* BEGIN Given data *

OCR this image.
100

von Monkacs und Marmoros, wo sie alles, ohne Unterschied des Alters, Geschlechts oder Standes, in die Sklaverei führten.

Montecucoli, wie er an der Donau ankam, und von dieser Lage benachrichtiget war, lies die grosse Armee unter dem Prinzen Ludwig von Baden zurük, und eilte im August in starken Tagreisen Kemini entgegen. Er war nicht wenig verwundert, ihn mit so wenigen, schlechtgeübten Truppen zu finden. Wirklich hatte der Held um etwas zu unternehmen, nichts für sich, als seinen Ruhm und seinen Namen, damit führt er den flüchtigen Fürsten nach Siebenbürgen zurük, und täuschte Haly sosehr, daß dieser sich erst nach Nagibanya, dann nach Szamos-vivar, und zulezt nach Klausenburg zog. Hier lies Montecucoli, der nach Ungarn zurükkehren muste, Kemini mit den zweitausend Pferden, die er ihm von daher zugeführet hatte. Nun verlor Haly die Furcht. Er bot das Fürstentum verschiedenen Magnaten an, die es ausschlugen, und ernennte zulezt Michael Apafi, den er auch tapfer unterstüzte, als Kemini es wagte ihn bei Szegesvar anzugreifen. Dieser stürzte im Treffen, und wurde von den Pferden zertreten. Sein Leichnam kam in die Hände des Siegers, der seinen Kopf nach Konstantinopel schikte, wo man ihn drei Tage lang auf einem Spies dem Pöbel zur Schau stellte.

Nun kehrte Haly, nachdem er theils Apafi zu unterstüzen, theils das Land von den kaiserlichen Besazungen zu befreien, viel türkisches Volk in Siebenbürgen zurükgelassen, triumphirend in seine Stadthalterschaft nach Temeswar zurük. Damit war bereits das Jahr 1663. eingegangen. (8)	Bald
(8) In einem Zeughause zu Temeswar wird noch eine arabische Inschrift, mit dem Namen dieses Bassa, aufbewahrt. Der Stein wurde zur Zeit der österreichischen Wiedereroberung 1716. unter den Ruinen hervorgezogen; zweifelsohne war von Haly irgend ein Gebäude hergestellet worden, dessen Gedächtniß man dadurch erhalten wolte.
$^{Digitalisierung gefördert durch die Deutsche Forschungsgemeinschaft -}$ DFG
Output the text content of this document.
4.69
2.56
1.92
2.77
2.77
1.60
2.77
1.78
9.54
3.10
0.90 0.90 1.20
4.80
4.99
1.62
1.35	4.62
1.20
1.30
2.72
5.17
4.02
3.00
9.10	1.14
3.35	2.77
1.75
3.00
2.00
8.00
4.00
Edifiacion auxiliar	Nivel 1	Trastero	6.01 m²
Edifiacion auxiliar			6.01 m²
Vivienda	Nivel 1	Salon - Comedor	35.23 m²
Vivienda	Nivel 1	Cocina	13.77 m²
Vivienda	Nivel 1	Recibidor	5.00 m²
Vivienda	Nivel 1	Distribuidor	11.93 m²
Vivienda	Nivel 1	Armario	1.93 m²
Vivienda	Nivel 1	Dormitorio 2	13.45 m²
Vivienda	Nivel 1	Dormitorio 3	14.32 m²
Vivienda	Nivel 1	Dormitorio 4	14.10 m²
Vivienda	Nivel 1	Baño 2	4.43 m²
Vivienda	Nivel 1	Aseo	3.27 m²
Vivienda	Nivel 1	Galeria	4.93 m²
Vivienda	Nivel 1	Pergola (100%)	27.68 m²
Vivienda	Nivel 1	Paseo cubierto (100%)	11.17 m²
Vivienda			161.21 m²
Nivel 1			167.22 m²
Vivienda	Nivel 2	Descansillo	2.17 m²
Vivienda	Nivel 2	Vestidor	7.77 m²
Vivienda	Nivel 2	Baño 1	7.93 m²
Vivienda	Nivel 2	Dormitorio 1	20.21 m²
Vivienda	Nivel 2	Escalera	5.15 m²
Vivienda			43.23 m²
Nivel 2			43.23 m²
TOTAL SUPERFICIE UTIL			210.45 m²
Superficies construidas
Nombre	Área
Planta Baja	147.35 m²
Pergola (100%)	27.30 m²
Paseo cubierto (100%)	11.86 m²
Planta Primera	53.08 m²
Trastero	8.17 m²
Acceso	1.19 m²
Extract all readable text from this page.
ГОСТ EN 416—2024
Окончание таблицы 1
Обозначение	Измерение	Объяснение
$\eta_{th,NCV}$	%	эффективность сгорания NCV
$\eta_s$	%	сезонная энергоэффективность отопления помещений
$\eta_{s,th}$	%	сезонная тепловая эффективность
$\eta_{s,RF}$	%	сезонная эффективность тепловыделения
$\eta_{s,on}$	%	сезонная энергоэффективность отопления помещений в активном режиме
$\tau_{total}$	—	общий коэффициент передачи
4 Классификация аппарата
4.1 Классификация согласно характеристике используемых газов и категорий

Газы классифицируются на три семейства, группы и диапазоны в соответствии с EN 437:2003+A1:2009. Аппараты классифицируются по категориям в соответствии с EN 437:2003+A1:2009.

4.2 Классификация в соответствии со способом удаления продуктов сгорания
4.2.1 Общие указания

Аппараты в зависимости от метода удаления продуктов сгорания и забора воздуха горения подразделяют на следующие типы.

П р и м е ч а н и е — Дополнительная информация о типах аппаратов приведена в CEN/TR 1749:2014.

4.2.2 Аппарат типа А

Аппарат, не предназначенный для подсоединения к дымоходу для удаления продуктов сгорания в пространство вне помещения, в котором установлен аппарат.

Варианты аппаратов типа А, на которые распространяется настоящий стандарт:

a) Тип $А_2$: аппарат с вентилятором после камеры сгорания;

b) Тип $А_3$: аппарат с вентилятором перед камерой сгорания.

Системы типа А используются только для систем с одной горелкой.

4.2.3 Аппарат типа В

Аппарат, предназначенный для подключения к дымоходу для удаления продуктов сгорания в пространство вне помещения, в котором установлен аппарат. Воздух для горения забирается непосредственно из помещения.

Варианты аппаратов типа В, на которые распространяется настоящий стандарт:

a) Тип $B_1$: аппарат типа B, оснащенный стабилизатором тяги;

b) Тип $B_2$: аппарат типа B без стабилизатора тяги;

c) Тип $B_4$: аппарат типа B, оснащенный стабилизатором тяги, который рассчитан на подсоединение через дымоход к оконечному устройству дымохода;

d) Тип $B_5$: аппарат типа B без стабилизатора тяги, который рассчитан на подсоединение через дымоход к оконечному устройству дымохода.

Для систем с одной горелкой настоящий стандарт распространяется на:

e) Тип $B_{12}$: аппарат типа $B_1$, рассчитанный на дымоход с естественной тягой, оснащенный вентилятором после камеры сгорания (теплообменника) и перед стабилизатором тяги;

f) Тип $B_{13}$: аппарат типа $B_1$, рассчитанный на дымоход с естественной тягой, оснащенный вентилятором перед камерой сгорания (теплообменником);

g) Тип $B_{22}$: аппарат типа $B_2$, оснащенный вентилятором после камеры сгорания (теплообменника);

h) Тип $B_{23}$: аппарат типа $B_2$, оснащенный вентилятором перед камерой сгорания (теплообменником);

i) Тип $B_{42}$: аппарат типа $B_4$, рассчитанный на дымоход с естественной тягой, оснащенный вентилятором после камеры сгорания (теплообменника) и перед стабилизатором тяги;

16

* END Given data *

Where does the word "систем" appear in the listing? List each line that holds it.

→ **Solution to the problem**
Системы типа А используются только для систем с одной горелкой.
Для систем с одной горелкой настоящий стандарт распространяется на:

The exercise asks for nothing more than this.